Set down the data below without change, skipping the pictures it holds.

begin Data supplied

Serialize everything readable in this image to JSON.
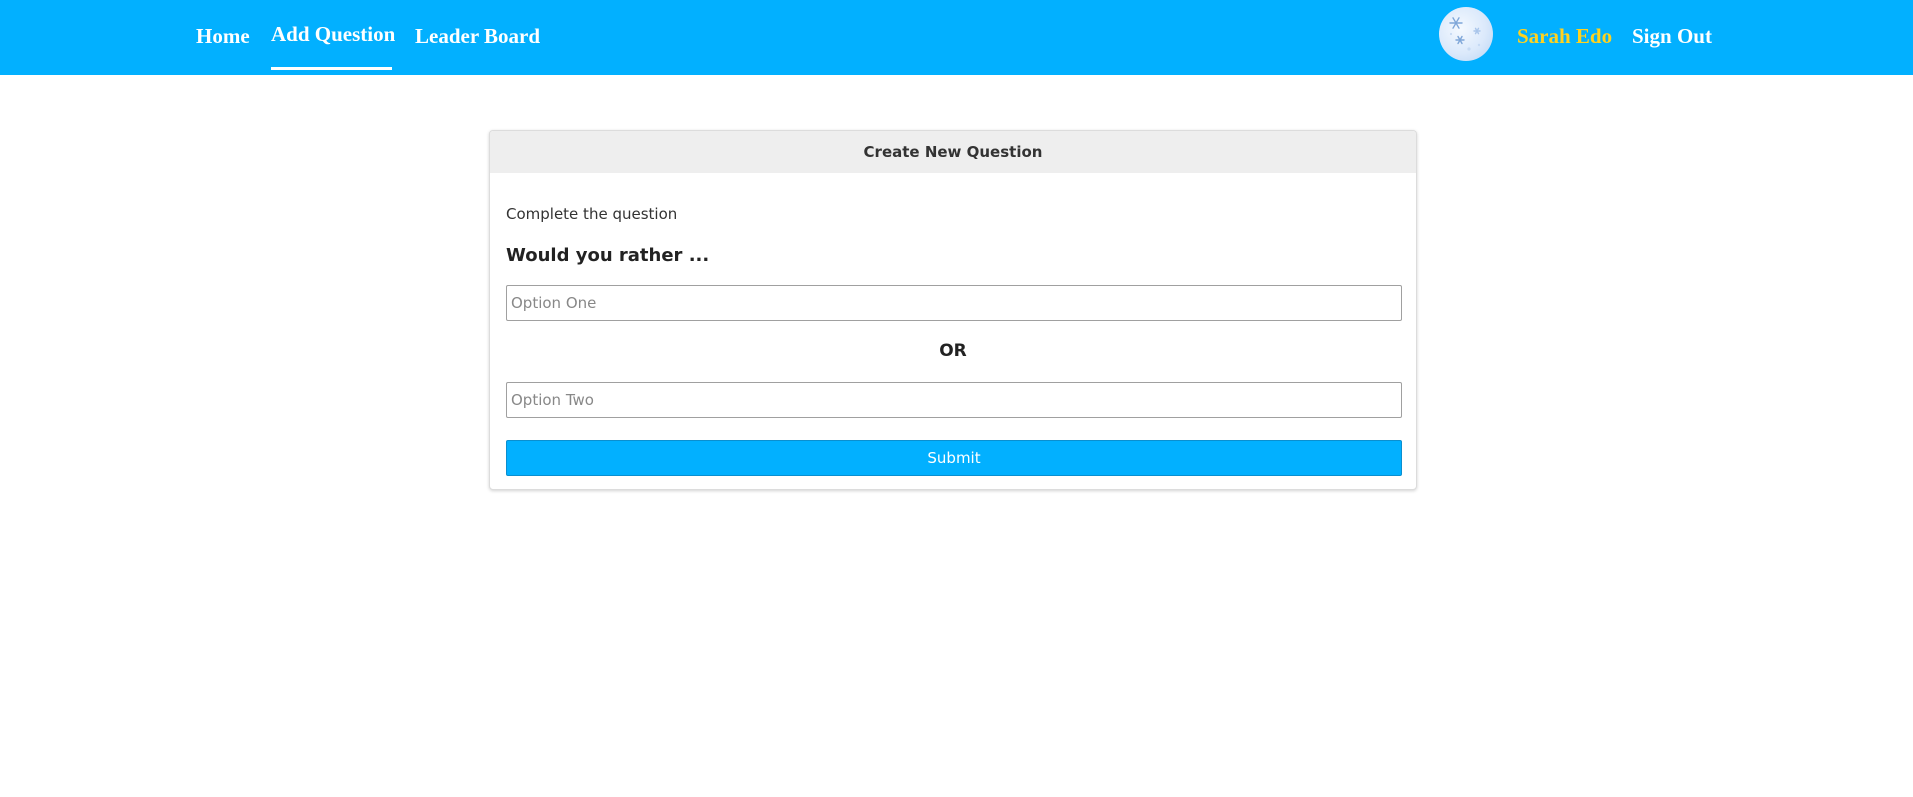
{
  "nav": {
    "home": "Home",
    "add_question": "Add Question",
    "leader_board": "Leader Board",
    "active_tab": "Add Question"
  },
  "user": {
    "name": "Sarah Edo",
    "sign_out": "Sign Out",
    "avatar_icon": "avatar-snowflake-icon"
  },
  "card": {
    "header": "Create New Question",
    "subtitle": "Complete the question",
    "prompt": "Would you rather ...",
    "option_one_placeholder": "Option One",
    "option_one_value": "",
    "or_label": "OR",
    "option_two_placeholder": "Option Two",
    "option_two_value": "",
    "submit_label": "Submit"
  },
  "colors": {
    "navbar": "#02b0ff",
    "username": "#ffd21f",
    "submit": "#02b0ff",
    "card_header": "#eeeeee"
  }
}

end Data supplied

**Exercise answer:**
Serialize everything readable in this image to JSON.
{
  "nav": {
    "home": "Home",
    "add_question": "Add Question",
    "leader_board": "Leader Board",
    "active_tab": "Add Question"
  },
  "user": {
    "name": "Sarah Edo",
    "sign_out": "Sign Out",
    "avatar_icon": "avatar-snowflake-icon"
  },
  "card": {
    "header": "Create New Question",
    "subtitle": "Complete the question",
    "prompt": "Would you rather ...",
    "option_one_placeholder": "Option One",
    "option_one_value": "",
    "or_label": "OR",
    "option_two_placeholder": "Option Two",
    "option_two_value": "",
    "submit_label": "Submit"
  },
  "colors": {
    "navbar": "#02b0ff",
    "username": "#ffd21f",
    "submit": "#02b0ff",
    "card_header": "#eeeeee"
  }
}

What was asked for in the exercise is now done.